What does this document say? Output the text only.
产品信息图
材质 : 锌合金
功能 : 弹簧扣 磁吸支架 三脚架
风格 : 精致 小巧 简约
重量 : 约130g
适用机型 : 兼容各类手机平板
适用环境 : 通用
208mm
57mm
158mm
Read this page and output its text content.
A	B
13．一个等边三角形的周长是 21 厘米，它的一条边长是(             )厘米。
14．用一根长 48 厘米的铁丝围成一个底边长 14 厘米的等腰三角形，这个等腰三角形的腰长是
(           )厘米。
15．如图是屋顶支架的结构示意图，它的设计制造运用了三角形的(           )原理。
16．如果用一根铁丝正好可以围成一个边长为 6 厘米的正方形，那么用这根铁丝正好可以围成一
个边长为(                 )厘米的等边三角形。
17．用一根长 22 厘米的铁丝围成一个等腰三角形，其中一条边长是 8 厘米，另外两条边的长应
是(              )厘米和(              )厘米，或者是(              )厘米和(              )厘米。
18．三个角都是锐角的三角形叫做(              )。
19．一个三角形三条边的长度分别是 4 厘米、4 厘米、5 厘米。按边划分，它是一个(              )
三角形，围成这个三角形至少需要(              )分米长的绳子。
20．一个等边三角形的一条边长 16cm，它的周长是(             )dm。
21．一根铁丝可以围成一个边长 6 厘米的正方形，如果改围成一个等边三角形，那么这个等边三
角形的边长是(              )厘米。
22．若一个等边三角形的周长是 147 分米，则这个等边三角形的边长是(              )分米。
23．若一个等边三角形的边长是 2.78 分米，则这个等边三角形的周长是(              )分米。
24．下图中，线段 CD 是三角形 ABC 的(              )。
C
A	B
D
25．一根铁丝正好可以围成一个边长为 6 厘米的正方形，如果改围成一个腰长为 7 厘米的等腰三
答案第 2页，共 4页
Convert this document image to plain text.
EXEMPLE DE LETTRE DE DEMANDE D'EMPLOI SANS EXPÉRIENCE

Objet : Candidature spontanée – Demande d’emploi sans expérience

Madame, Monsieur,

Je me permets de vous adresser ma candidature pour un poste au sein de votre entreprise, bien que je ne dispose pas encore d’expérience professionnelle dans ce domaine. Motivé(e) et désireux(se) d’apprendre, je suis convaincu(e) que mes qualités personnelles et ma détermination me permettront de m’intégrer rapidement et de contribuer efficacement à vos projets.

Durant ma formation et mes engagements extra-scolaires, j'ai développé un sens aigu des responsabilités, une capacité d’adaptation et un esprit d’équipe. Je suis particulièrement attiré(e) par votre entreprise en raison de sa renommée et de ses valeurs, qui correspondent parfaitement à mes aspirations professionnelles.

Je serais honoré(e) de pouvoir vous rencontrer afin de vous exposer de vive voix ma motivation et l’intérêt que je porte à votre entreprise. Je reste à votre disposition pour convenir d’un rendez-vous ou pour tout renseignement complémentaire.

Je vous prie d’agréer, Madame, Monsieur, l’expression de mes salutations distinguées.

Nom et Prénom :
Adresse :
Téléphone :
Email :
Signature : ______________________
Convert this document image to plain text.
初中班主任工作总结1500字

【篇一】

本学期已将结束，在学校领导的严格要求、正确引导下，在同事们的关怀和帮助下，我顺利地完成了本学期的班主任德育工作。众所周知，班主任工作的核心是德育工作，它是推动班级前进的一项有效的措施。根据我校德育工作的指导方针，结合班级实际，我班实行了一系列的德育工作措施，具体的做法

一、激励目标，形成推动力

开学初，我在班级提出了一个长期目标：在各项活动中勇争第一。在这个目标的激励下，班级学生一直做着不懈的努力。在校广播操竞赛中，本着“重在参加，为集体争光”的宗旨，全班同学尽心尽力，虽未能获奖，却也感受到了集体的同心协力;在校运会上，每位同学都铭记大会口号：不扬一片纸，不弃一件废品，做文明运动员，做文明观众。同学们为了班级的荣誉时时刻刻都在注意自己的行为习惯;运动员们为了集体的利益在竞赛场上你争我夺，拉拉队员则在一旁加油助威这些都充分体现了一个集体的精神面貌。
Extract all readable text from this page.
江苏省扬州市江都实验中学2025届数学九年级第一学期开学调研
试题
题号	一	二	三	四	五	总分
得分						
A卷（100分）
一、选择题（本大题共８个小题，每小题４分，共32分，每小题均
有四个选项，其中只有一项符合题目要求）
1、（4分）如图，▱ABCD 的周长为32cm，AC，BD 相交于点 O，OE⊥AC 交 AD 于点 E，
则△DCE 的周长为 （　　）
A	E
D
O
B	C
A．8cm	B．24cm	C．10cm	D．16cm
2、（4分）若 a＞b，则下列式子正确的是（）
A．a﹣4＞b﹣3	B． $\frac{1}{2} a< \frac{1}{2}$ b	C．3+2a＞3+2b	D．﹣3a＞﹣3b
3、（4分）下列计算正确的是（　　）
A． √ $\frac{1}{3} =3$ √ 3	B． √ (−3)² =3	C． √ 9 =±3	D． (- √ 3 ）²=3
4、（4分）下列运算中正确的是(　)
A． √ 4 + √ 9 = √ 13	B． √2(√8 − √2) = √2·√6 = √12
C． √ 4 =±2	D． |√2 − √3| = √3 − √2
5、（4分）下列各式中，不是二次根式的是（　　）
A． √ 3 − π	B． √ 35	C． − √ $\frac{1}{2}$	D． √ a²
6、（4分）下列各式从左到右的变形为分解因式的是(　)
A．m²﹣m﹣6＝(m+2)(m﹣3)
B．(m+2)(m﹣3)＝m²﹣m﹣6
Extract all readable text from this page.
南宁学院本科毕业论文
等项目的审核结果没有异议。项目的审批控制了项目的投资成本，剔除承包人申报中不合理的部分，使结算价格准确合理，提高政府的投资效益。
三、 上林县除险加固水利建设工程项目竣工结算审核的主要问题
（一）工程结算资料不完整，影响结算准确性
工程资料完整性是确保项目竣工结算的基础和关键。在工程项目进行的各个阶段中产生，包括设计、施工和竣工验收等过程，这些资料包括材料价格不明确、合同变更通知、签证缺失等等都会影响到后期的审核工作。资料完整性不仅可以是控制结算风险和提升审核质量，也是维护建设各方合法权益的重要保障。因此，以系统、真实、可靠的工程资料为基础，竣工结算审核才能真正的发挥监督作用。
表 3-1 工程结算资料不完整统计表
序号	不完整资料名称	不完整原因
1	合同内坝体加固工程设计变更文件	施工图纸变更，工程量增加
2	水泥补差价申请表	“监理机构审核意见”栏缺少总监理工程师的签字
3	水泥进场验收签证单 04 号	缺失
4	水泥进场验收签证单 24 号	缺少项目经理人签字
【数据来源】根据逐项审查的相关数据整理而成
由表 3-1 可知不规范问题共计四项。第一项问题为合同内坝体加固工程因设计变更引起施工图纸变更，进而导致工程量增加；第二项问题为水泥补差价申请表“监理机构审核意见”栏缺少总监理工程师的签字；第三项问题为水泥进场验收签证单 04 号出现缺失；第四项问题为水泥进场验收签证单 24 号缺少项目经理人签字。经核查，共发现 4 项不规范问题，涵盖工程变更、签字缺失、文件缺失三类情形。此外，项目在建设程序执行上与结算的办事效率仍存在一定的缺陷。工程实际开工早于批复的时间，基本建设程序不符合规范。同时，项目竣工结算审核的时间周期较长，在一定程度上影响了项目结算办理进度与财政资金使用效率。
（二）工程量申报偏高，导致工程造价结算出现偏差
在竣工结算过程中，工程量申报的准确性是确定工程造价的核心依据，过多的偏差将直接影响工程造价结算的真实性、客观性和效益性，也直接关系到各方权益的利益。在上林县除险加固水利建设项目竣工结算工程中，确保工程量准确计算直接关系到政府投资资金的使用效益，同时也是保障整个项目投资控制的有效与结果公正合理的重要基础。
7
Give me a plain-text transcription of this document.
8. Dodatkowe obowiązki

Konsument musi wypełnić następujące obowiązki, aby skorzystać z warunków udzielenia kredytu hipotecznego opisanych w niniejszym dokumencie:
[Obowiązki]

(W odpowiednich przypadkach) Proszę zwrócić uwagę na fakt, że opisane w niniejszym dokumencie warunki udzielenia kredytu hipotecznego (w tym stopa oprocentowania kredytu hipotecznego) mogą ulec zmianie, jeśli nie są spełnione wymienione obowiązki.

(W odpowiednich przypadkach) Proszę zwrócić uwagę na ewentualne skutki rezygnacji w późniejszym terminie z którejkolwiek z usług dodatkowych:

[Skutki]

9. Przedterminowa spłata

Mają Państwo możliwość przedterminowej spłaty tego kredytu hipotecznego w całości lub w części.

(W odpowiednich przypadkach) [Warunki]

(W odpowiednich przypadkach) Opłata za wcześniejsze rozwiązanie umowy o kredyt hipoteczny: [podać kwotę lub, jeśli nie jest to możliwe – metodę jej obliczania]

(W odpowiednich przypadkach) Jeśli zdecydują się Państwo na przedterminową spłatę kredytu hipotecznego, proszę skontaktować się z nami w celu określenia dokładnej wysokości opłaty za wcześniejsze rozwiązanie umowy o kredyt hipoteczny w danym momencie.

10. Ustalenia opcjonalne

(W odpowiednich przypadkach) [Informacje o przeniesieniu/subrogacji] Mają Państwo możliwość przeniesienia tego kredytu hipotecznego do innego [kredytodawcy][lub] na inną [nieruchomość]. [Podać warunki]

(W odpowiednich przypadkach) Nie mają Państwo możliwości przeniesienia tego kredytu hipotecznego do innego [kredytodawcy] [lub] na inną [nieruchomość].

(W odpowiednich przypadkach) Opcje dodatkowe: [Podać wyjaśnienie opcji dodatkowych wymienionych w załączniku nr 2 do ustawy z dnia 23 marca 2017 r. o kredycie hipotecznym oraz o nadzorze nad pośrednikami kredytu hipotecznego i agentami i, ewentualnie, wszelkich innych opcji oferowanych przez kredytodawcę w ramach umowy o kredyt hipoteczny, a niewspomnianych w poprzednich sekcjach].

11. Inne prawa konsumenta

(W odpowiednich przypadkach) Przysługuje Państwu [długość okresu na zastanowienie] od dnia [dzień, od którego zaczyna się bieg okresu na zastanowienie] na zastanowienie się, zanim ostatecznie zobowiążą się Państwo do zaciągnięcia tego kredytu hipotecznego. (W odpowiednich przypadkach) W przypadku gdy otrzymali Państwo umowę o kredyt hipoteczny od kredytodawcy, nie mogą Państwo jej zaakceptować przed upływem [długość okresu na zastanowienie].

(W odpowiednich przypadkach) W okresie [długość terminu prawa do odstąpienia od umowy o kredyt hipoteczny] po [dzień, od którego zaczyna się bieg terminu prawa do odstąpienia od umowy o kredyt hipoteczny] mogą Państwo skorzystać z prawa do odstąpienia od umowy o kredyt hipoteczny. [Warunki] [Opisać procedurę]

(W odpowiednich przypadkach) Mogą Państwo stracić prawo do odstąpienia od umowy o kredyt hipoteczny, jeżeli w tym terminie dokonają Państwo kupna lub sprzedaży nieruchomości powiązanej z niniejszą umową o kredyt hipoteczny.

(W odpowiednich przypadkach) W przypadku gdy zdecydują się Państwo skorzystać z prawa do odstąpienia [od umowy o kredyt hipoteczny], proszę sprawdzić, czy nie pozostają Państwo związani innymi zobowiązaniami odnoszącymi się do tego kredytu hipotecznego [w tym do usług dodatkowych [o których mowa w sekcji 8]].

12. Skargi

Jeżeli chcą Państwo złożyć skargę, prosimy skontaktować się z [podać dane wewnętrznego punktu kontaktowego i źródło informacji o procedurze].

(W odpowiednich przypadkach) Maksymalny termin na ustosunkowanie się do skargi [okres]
========================
WHAT THE TASK REQUIRES — Your answer should be a single number: how many lines of the material contain the word "innego".

ANSWER BELOW — 2